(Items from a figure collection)
■ ■ ■
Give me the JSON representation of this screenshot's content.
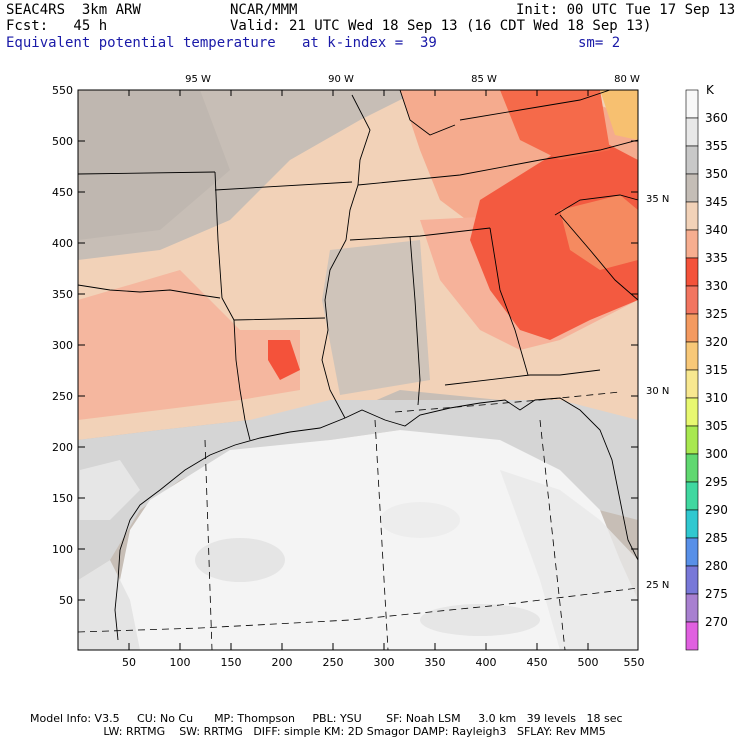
{
  "header": {
    "model": "SEAC4RS  3km ARW",
    "org": "NCAR/MMM",
    "init": "Init: 00 UTC Tue 17 Sep 13",
    "fcst": "Fcst:   45 h",
    "valid": "Valid: 21 UTC Wed 18 Sep 13 (16 CDT Wed 18 Sep 13)",
    "field": "Equivalent potential temperature",
    "kindex": "at k-index =  39",
    "smooth": "sm= 2"
  },
  "map": {
    "x_ticks": [
      "50",
      "100",
      "150",
      "200",
      "250",
      "300",
      "350",
      "400",
      "450",
      "500",
      "550"
    ],
    "y_ticks": [
      "550",
      "500",
      "450",
      "400",
      "350",
      "300",
      "250",
      "200",
      "150",
      "100",
      "50"
    ],
    "lon_labels": [
      "95 W",
      "90 W",
      "85 W",
      "80 W"
    ],
    "lat_labels": [
      "35 N",
      "30 N",
      "25 N"
    ]
  },
  "legend": {
    "unit": "K",
    "levels": [
      "360",
      "355",
      "350",
      "345",
      "340",
      "335",
      "330",
      "325",
      "320",
      "315",
      "310",
      "305",
      "300",
      "295",
      "290",
      "285",
      "280",
      "275",
      "270"
    ],
    "colors": [
      "#f8f8f8",
      "#e8e8e8",
      "#c8c8c8",
      "#c4bdb6",
      "#f2d2b8",
      "#f7ae90",
      "#f4523a",
      "#f27560",
      "#f49a60",
      "#f8c878",
      "#f8e890",
      "#e8f870",
      "#a8e850",
      "#60d870",
      "#40d8a0",
      "#30c8d0",
      "#5890e8",
      "#7878d8",
      "#a880d0",
      "#e060e0"
    ]
  },
  "footer": {
    "line1": "Model Info: V3.5     CU: No Cu      MP: Thompson     PBL: YSU       SF: Noah LSM     3.0 km   39 levels   18 sec",
    "line2": "                     LW: RRTMG    SW: RRTMG   DIFF: simple KM: 2D Smagor DAMP: Rayleigh3   SFLAY: Rev MM5"
  }
}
■ ■ ■
TASK TO COMPLETE:
Print the listing above in full, exactly as written. Omit any pictures.

TASK OUTPUT:
Give me the JSON representation of this screenshot's content.
{
  "header": {
    "model": "SEAC4RS  3km ARW",
    "org": "NCAR/MMM",
    "init": "Init: 00 UTC Tue 17 Sep 13",
    "fcst": "Fcst:   45 h",
    "valid": "Valid: 21 UTC Wed 18 Sep 13 (16 CDT Wed 18 Sep 13)",
    "field": "Equivalent potential temperature",
    "kindex": "at k-index =  39",
    "smooth": "sm= 2"
  },
  "map": {
    "x_ticks": [
      "50",
      "100",
      "150",
      "200",
      "250",
      "300",
      "350",
      "400",
      "450",
      "500",
      "550"
    ],
    "y_ticks": [
      "550",
      "500",
      "450",
      "400",
      "350",
      "300",
      "250",
      "200",
      "150",
      "100",
      "50"
    ],
    "lon_labels": [
      "95 W",
      "90 W",
      "85 W",
      "80 W"
    ],
    "lat_labels": [
      "35 N",
      "30 N",
      "25 N"
    ]
  },
  "legend": {
    "unit": "K",
    "levels": [
      "360",
      "355",
      "350",
      "345",
      "340",
      "335",
      "330",
      "325",
      "320",
      "315",
      "310",
      "305",
      "300",
      "295",
      "290",
      "285",
      "280",
      "275",
      "270"
    ],
    "colors": [
      "#f8f8f8",
      "#e8e8e8",
      "#c8c8c8",
      "#c4bdb6",
      "#f2d2b8",
      "#f7ae90",
      "#f4523a",
      "#f27560",
      "#f49a60",
      "#f8c878",
      "#f8e890",
      "#e8f870",
      "#a8e850",
      "#60d870",
      "#40d8a0",
      "#30c8d0",
      "#5890e8",
      "#7878d8",
      "#a880d0",
      "#e060e0"
    ]
  },
  "footer": {
    "line1": "Model Info: V3.5     CU: No Cu      MP: Thompson     PBL: YSU       SF: Noah LSM     3.0 km   39 levels   18 sec",
    "line2": "                     LW: RRTMG    SW: RRTMG   DIFF: simple KM: 2D Smagor DAMP: Rayleigh3   SFLAY: Rev MM5"
  }
}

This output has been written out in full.